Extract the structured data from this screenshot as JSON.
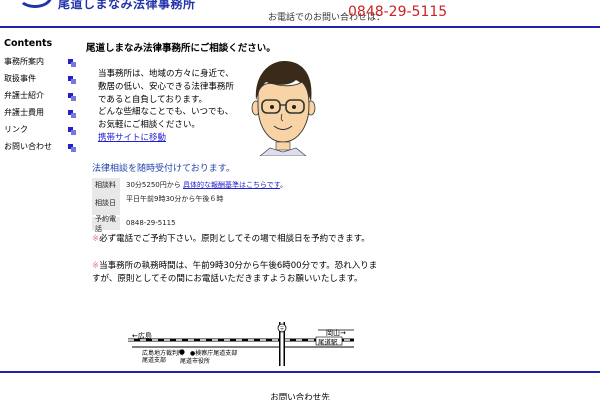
{
  "header": {
    "firm_name": "尾道しまなみ法律事務所",
    "phone_label": "お電話でのお問い合わせは：",
    "phone_number": "0848-29-5115"
  },
  "sidebar": {
    "title": "Contents",
    "items": [
      {
        "label": "事務所案内"
      },
      {
        "label": "取扱事件"
      },
      {
        "label": "弁護士紹介"
      },
      {
        "label": "弁護士費用"
      },
      {
        "label": "リンク"
      },
      {
        "label": "お問い合わせ"
      }
    ]
  },
  "main": {
    "title": "尾道しまなみ法律事務所にご相談ください。",
    "intro_lines": [
      "当事務所は、地域の方々に身近で、",
      "敷居の低い、安心できる法律事務所",
      "であると自負しております。",
      "どんな些細なことでも、いつでも、",
      "お気軽にご相談ください。"
    ],
    "mobile_link": "携帯サイトに移動",
    "consult_heading": "法律相談を随時受付けております。",
    "info": {
      "fee_label": "相談料",
      "fee_value": "30分5250円から",
      "fee_link": "具体的な報酬基準はこちらです",
      "fee_suffix": "。",
      "date_label": "相談日",
      "date_value": "平日午前9時30分から午後６時",
      "tel_label": "予約電話",
      "tel_value": "0848-29-5115"
    },
    "note1_mark": "※",
    "note1": "必ず電話でご予約下さい。原則としてその場で相談日を予約できます。",
    "note2_mark": "※",
    "note2": "当事務所の執務時間は、午前9時30分から午後6時00分です。恐れ入りますが、原則としてその間にお電話いただきますようお願いいたします。"
  },
  "map": {
    "left_label": "←広島",
    "right_label": "岡山→",
    "station": "尾道駅",
    "court": "広島地方裁判所",
    "court2": "尾道支部",
    "office": "●検察庁尾道支部",
    "line2": "尾道市役所"
  },
  "footer": {
    "text": "お問い合わせ先"
  },
  "colors": {
    "accent_blue": "#2222aa",
    "phone_red": "#cc2222",
    "link_blue": "#2222cc",
    "note_pink": "#e87aa8"
  }
}
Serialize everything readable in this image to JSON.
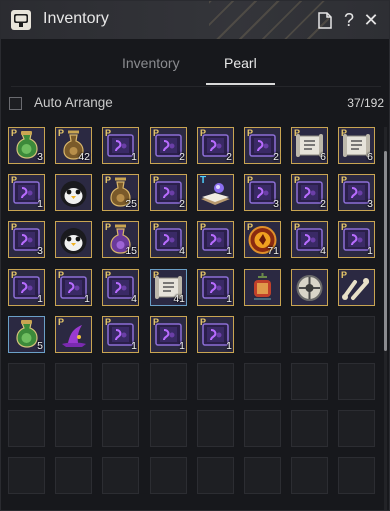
{
  "window": {
    "title": "Inventory"
  },
  "titlebar_buttons": [
    {
      "name": "document-icon",
      "glyph": "🗋"
    },
    {
      "name": "help-icon",
      "glyph": "?"
    },
    {
      "name": "close-icon",
      "glyph": "✕"
    }
  ],
  "tabs": [
    {
      "label": "Inventory",
      "active": false
    },
    {
      "label": "Pearl",
      "active": true
    }
  ],
  "auto_arrange": {
    "label": "Auto Arrange",
    "checked": false
  },
  "capacity": "37/192",
  "grid": {
    "columns": 8,
    "visible_rows": 8
  },
  "items": [
    {
      "icon": "green-potion",
      "qty": "3",
      "p": true
    },
    {
      "icon": "amber-potion",
      "qty": "42",
      "p": true
    },
    {
      "icon": "purple-book",
      "qty": "1",
      "p": true
    },
    {
      "icon": "purple-book",
      "qty": "2",
      "p": true
    },
    {
      "icon": "purple-book",
      "qty": "2",
      "p": true
    },
    {
      "icon": "purple-book",
      "qty": "2",
      "p": true
    },
    {
      "icon": "scroll",
      "qty": "6",
      "p": true
    },
    {
      "icon": "scroll",
      "qty": "6",
      "p": true
    },
    {
      "icon": "purple-book",
      "qty": "1",
      "p": true
    },
    {
      "icon": "penguin",
      "qty": "",
      "p": false
    },
    {
      "icon": "amber-potion",
      "qty": "25",
      "p": true
    },
    {
      "icon": "purple-book",
      "qty": "2",
      "p": true
    },
    {
      "icon": "open-book",
      "qty": "",
      "p": false,
      "t": true
    },
    {
      "icon": "purple-book",
      "qty": "3",
      "p": true
    },
    {
      "icon": "purple-book",
      "qty": "2",
      "p": true
    },
    {
      "icon": "purple-book",
      "qty": "3",
      "p": true
    },
    {
      "icon": "purple-book",
      "qty": "3",
      "p": true
    },
    {
      "icon": "penguin",
      "qty": "",
      "p": false
    },
    {
      "icon": "purple-potion",
      "qty": "15",
      "p": true
    },
    {
      "icon": "purple-book",
      "qty": "4",
      "p": true
    },
    {
      "icon": "purple-book",
      "qty": "1",
      "p": true
    },
    {
      "icon": "fire-orb",
      "qty": "71",
      "p": true
    },
    {
      "icon": "purple-book",
      "qty": "4",
      "p": true
    },
    {
      "icon": "purple-book",
      "qty": "1",
      "p": true
    },
    {
      "icon": "purple-book",
      "qty": "1",
      "p": true
    },
    {
      "icon": "purple-book",
      "qty": "1",
      "p": true
    },
    {
      "icon": "purple-book",
      "qty": "4",
      "p": true
    },
    {
      "icon": "scroll",
      "qty": "41",
      "p": true,
      "blue": true
    },
    {
      "icon": "purple-book",
      "qty": "1",
      "p": true
    },
    {
      "icon": "red-lantern",
      "qty": "",
      "p": false
    },
    {
      "icon": "compass",
      "qty": "",
      "p": false
    },
    {
      "icon": "bones",
      "qty": "",
      "p": true
    },
    {
      "icon": "green-potion",
      "qty": "5",
      "p": false,
      "blue": true
    },
    {
      "icon": "witch-hat",
      "qty": "",
      "p": true
    },
    {
      "icon": "purple-book",
      "qty": "1",
      "p": true
    },
    {
      "icon": "purple-book",
      "qty": "1",
      "p": true
    },
    {
      "icon": "purple-book",
      "qty": "1",
      "p": true
    }
  ]
}
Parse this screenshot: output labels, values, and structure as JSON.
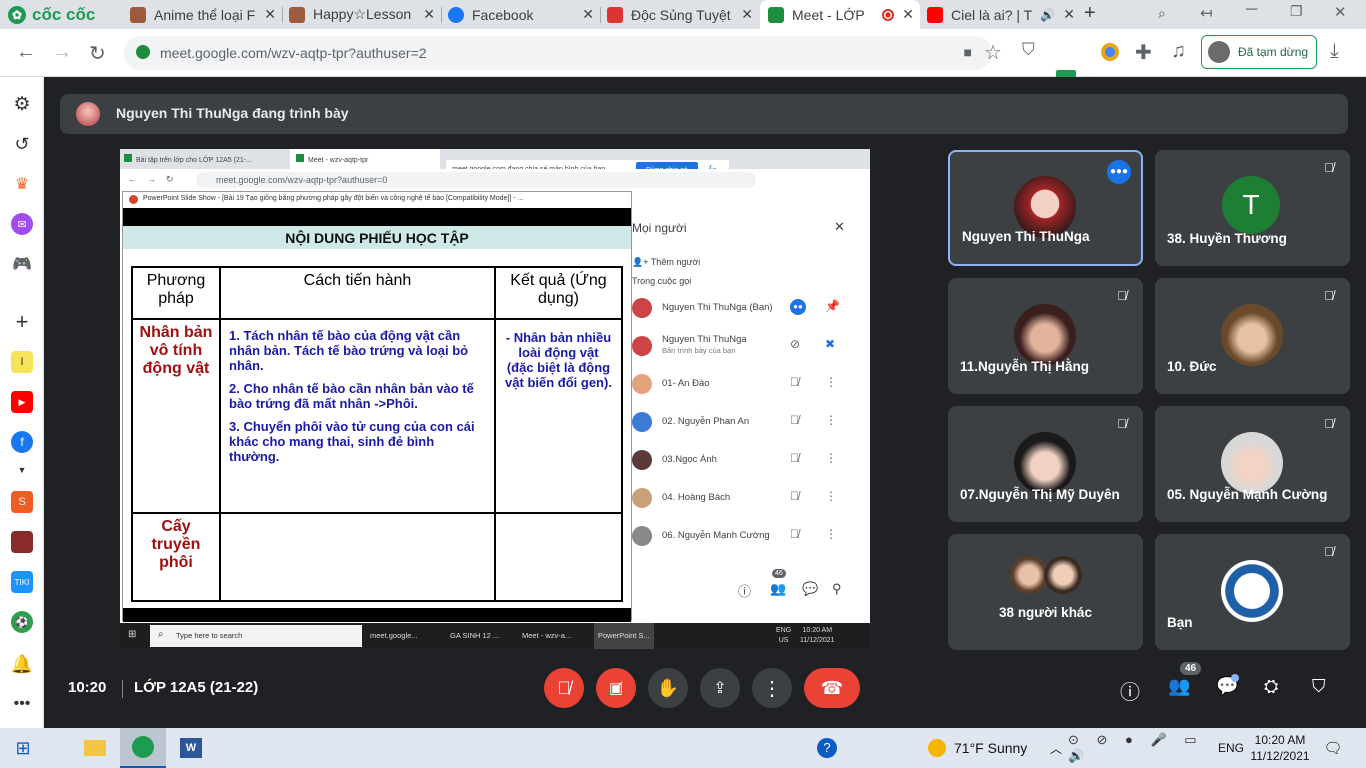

----

• [Description of the task] Make a verbatim copy of all the entries and strip out the pictures.

• [Reply]
Extract the structured data from this screenshot as JSON.
{
  "header": {
    "firm_name": "尾道しまなみ法律事務所",
    "phone_label": "お電話でのお問い合わせは：",
    "phone_number": "0848-29-5115"
  },
  "sidebar": {
    "title": "Contents",
    "items": [
      {
        "label": "事務所案内"
      },
      {
        "label": "取扱事件"
      },
      {
        "label": "弁護士紹介"
      },
      {
        "label": "弁護士費用"
      },
      {
        "label": "リンク"
      },
      {
        "label": "お問い合わせ"
      }
    ]
  },
  "main": {
    "title": "尾道しまなみ法律事務所にご相談ください。",
    "intro_lines": [
      "当事務所は、地域の方々に身近で、",
      "敷居の低い、安心できる法律事務所",
      "であると自負しております。",
      "どんな些細なことでも、いつでも、",
      "お気軽にご相談ください。"
    ],
    "mobile_link": "携帯サイトに移動",
    "consult_heading": "法律相談を随時受付けております。",
    "info": {
      "fee_label": "相談料",
      "fee_value": "30分5250円から",
      "fee_link": "具体的な報酬基準はこちらです",
      "fee_suffix": "。",
      "date_label": "相談日",
      "date_value": "平日午前9時30分から午後６時",
      "tel_label": "予約電話",
      "tel_value": "0848-29-5115"
    },
    "note1_mark": "※",
    "note1": "必ず電話でご予約下さい。原則としてその場で相談日を予約できます。",
    "note2_mark": "※",
    "note2": "当事務所の執務時間は、午前9時30分から午後6時00分です。恐れ入りますが、原則としてその間にお電話いただきますようお願いいたします。"
  },
  "map": {
    "left_label": "←広島",
    "right_label": "岡山→",
    "station": "尾道駅",
    "court": "広島地方裁判所",
    "court2": "尾道支部",
    "office": "●検察庁尾道支部",
    "line2": "尾道市役所"
  },
  "footer": {
    "text": "お問い合わせ先"
  },
  "colors": {
    "accent_blue": "#2222aa",
    "phone_red": "#cc2222",
    "link_blue": "#2222cc",
    "note_pink": "#e87aa8"
  }
}
Serialize everything readable in this image to JSON.
{
  "window": {
    "title": "Inventory"
  },
  "titlebar_buttons": [
    {
      "name": "document-icon",
      "glyph": "🗋"
    },
    {
      "name": "help-icon",
      "glyph": "?"
    },
    {
      "name": "close-icon",
      "glyph": "✕"
    }
  ],
  "tabs": [
    {
      "label": "Inventory",
      "active": false
    },
    {
      "label": "Pearl",
      "active": true
    }
  ],
  "auto_arrange": {
    "label": "Auto Arrange",
    "checked": false
  },
  "capacity": "37/192",
  "grid": {
    "columns": 8,
    "visible_rows": 8
  },
  "items": [
    {
      "icon": "green-potion",
      "qty": "3",
      "p": true
    },
    {
      "icon": "amber-potion",
      "qty": "42",
      "p": true
    },
    {
      "icon": "purple-book",
      "qty": "1",
      "p": true
    },
    {
      "icon": "purple-book",
      "qty": "2",
      "p": true
    },
    {
      "icon": "purple-book",
      "qty": "2",
      "p": true
    },
    {
      "icon": "purple-book",
      "qty": "2",
      "p": true
    },
    {
      "icon": "scroll",
      "qty": "6",
      "p": true
    },
    {
      "icon": "scroll",
      "qty": "6",
      "p": true
    },
    {
      "icon": "purple-book",
      "qty": "1",
      "p": true
    },
    {
      "icon": "penguin",
      "qty": "",
      "p": false
    },
    {
      "icon": "amber-potion",
      "qty": "25",
      "p": true
    },
    {
      "icon": "purple-book",
      "qty": "2",
      "p": true
    },
    {
      "icon": "open-book",
      "qty": "",
      "p": false,
      "t": true
    },
    {
      "icon": "purple-book",
      "qty": "3",
      "p": true
    },
    {
      "icon": "purple-book",
      "qty": "2",
      "p": true
    },
    {
      "icon": "purple-book",
      "qty": "3",
      "p": true
    },
    {
      "icon": "purple-book",
      "qty": "3",
      "p": true
    },
    {
      "icon": "penguin",
      "qty": "",
      "p": false
    },
    {
      "icon": "purple-potion",
      "qty": "15",
      "p": true
    },
    {
      "icon": "purple-book",
      "qty": "4",
      "p": true
    },
    {
      "icon": "purple-book",
      "qty": "1",
      "p": true
    },
    {
      "icon": "fire-orb",
      "qty": "71",
      "p": true
    },
    {
      "icon": "purple-book",
      "qty": "4",
      "p": true
    },
    {
      "icon": "purple-book",
      "qty": "1",
      "p": true
    },
    {
      "icon": "purple-book",
      "qty": "1",
      "p": true
    },
    {
      "icon": "purple-book",
      "qty": "1",
      "p": true
    },
    {
      "icon": "purple-book",
      "qty": "4",
      "p": true
    },
    {
      "icon": "scroll",
      "qty": "41",
      "p": true,
      "blue": true
    },
    {
      "icon": "purple-book",
      "qty": "1",
      "p": true
    },
    {
      "icon": "red-lantern",
      "qty": "",
      "p": false
    },
    {
      "icon": "compass",
      "qty": "",
      "p": false
    },
    {
      "icon": "bones",
      "qty": "",
      "p": true
    },
    {
      "icon": "green-potion",
      "qty": "5",
      "p": false,
      "blue": true
    },
    {
      "icon": "witch-hat",
      "qty": "",
      "p": true
    },
    {
      "icon": "purple-book",
      "qty": "1",
      "p": true
    },
    {
      "icon": "purple-book",
      "qty": "1",
      "p": true
    },
    {
      "icon": "purple-book",
      "qty": "1",
      "p": true
    }
  ]
}
Parse this screenshot: output labels, values, and structure as JSON.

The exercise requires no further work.